**STATED PROBLEM**
Write out the records below once more, exactly as they stand.

**GIVEN ENTRIES**
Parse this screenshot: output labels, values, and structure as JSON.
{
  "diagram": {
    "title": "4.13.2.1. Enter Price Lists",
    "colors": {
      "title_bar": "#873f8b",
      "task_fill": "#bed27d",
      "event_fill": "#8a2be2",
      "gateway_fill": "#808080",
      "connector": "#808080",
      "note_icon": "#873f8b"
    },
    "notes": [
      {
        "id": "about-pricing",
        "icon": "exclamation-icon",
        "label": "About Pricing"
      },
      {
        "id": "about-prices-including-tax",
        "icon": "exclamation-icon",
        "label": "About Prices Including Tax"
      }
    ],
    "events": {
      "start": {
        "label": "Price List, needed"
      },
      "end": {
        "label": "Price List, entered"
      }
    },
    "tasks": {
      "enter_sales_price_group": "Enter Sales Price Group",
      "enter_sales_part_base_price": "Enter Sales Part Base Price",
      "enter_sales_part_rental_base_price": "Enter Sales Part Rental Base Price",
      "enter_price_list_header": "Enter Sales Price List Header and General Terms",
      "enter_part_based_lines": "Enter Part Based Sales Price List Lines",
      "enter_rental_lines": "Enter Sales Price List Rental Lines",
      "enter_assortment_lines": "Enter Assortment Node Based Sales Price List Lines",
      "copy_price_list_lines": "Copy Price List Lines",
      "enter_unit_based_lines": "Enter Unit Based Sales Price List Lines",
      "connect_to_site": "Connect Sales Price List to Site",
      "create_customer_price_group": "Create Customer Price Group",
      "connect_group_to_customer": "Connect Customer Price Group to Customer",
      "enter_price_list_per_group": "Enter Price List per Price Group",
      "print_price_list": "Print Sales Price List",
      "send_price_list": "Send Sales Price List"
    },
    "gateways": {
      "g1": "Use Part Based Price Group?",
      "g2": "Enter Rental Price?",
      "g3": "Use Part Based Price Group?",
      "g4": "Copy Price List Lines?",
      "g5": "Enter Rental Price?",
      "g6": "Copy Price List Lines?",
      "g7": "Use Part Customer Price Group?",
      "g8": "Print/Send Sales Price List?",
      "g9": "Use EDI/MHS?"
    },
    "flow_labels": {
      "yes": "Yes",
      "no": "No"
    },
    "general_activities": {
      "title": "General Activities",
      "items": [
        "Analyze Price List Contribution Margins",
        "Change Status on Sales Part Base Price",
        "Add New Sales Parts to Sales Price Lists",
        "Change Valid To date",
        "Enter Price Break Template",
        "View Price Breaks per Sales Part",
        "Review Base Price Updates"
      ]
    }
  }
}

**CORRECT OUTPUT**
Parse this screenshot: output labels, values, and structure as JSON.
{
  "diagram": {
    "title": "4.13.2.1. Enter Price Lists",
    "colors": {
      "title_bar": "#873f8b",
      "task_fill": "#bed27d",
      "event_fill": "#8a2be2",
      "gateway_fill": "#808080",
      "connector": "#808080",
      "note_icon": "#873f8b"
    },
    "notes": [
      {
        "id": "about-pricing",
        "icon": "exclamation-icon",
        "label": "About Pricing"
      },
      {
        "id": "about-prices-including-tax",
        "icon": "exclamation-icon",
        "label": "About Prices Including Tax"
      }
    ],
    "events": {
      "start": {
        "label": "Price List, needed"
      },
      "end": {
        "label": "Price List, entered"
      }
    },
    "tasks": {
      "enter_sales_price_group": "Enter Sales Price Group",
      "enter_sales_part_base_price": "Enter Sales Part Base Price",
      "enter_sales_part_rental_base_price": "Enter Sales Part Rental Base Price",
      "enter_price_list_header": "Enter Sales Price List Header and General Terms",
      "enter_part_based_lines": "Enter Part Based Sales Price List Lines",
      "enter_rental_lines": "Enter Sales Price List Rental Lines",
      "enter_assortment_lines": "Enter Assortment Node Based Sales Price List Lines",
      "copy_price_list_lines": "Copy Price List Lines",
      "enter_unit_based_lines": "Enter Unit Based Sales Price List Lines",
      "connect_to_site": "Connect Sales Price List to Site",
      "create_customer_price_group": "Create Customer Price Group",
      "connect_group_to_customer": "Connect Customer Price Group to Customer",
      "enter_price_list_per_group": "Enter Price List per Price Group",
      "print_price_list": "Print Sales Price List",
      "send_price_list": "Send Sales Price List"
    },
    "gateways": {
      "g1": "Use Part Based Price Group?",
      "g2": "Enter Rental Price?",
      "g3": "Use Part Based Price Group?",
      "g4": "Copy Price List Lines?",
      "g5": "Enter Rental Price?",
      "g6": "Copy Price List Lines?",
      "g7": "Use Part Customer Price Group?",
      "g8": "Print/Send Sales Price List?",
      "g9": "Use EDI/MHS?"
    },
    "flow_labels": {
      "yes": "Yes",
      "no": "No"
    },
    "general_activities": {
      "title": "General Activities",
      "items": [
        "Analyze Price List Contribution Margins",
        "Change Status on Sales Part Base Price",
        "Add New Sales Parts to Sales Price Lists",
        "Change Valid To date",
        "Enter Price Break Template",
        "View Price Breaks per Sales Part",
        "Review Base Price Updates"
      ]
    }
  }
}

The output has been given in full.